TASK REQUIREMENTS:
Locate each line in the records containing "name". Copy it.
----------------
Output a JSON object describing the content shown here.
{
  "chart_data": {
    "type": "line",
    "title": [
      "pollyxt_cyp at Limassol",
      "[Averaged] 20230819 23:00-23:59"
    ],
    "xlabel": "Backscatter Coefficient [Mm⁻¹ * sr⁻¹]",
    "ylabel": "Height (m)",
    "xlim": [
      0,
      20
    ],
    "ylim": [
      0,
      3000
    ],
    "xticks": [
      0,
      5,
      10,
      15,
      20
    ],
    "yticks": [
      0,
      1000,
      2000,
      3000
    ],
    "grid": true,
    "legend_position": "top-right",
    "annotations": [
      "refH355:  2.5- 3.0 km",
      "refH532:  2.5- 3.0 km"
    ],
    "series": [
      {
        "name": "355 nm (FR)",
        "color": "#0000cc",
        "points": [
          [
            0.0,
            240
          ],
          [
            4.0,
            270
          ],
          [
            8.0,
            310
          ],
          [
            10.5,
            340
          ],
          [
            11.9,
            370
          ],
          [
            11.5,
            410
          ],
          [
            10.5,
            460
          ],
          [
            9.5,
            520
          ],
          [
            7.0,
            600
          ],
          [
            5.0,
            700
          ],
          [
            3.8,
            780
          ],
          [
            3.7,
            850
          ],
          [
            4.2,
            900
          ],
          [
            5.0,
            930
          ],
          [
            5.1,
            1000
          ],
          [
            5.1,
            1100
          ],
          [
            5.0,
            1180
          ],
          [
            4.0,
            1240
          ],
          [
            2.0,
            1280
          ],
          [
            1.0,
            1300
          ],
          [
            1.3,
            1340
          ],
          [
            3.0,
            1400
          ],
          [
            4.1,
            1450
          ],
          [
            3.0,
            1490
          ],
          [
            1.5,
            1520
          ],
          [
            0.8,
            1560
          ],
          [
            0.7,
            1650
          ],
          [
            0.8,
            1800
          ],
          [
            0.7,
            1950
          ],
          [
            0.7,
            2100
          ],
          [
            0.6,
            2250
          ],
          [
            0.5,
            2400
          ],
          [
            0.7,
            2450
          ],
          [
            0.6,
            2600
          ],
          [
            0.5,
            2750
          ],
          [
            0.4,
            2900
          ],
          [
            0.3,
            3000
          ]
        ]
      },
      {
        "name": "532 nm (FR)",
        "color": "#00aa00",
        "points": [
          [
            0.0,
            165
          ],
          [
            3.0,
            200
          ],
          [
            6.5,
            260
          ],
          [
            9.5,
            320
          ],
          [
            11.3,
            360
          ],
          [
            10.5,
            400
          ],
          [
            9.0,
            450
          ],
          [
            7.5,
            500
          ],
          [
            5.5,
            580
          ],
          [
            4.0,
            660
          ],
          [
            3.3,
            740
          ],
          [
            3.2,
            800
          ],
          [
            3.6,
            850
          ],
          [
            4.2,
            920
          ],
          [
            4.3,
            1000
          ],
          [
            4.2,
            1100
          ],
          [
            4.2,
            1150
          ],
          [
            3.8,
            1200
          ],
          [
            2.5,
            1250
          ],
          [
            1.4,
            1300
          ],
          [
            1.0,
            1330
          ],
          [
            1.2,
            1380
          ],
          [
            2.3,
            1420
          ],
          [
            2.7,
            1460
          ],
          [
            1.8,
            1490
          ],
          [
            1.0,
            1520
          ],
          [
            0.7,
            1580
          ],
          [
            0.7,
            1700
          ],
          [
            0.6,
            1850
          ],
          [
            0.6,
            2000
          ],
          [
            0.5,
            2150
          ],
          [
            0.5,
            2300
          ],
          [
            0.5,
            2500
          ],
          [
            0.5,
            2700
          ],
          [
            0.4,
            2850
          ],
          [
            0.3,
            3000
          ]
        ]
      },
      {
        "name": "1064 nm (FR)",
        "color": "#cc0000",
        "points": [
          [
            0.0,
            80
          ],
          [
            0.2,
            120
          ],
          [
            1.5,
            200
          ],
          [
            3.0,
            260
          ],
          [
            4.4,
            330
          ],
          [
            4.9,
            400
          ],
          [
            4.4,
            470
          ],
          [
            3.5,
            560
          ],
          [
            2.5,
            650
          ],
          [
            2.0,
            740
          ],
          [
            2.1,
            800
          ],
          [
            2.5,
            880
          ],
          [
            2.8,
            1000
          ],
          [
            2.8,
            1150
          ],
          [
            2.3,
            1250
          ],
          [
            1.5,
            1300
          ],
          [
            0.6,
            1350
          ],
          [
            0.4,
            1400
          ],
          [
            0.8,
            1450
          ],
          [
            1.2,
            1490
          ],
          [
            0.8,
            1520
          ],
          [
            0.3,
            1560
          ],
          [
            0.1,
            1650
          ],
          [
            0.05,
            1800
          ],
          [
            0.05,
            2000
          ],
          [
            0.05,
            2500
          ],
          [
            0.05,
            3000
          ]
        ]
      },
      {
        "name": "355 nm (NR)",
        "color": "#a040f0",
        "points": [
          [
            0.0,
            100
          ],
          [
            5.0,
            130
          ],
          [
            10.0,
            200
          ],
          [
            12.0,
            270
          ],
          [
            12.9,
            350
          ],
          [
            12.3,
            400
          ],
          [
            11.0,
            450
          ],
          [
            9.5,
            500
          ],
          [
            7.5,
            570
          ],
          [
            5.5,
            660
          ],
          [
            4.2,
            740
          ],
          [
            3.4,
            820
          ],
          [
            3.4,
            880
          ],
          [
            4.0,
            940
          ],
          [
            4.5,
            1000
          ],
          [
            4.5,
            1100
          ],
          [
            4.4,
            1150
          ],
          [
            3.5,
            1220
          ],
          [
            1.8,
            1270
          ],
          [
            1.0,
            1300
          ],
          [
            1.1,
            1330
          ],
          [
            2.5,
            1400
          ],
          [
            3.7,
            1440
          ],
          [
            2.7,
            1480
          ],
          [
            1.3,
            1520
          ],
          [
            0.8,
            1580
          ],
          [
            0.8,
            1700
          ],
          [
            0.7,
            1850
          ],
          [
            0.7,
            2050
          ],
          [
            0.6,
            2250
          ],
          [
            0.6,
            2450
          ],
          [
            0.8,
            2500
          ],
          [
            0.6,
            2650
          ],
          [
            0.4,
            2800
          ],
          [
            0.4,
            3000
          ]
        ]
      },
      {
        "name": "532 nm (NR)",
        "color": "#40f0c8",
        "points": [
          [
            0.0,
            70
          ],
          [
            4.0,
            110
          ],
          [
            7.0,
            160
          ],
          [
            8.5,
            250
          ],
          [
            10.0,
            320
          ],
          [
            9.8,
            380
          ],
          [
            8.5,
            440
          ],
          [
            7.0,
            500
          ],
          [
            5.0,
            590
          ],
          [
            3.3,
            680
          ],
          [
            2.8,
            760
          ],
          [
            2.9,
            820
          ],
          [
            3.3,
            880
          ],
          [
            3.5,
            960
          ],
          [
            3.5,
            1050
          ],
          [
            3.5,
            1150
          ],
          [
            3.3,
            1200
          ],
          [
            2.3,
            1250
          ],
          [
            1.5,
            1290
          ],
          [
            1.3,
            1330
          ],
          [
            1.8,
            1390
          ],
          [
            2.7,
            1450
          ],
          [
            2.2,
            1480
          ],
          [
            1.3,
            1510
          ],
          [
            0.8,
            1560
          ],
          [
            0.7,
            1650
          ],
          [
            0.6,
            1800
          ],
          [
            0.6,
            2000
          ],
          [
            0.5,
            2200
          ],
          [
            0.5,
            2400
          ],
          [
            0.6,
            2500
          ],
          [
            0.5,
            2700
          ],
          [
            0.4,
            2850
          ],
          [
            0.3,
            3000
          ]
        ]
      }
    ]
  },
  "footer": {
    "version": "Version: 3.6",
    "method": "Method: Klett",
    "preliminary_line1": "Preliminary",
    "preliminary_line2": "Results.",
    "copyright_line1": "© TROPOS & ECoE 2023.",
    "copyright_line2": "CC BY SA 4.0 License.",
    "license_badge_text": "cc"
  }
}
----------------
EXERCISE SOLUTION:
        "name": "355 nm (FR)",
        "name": "532 nm (FR)",
        "name": "1064 nm (FR)",
        "name": "355 nm (NR)",
        "name": "532 nm (NR)",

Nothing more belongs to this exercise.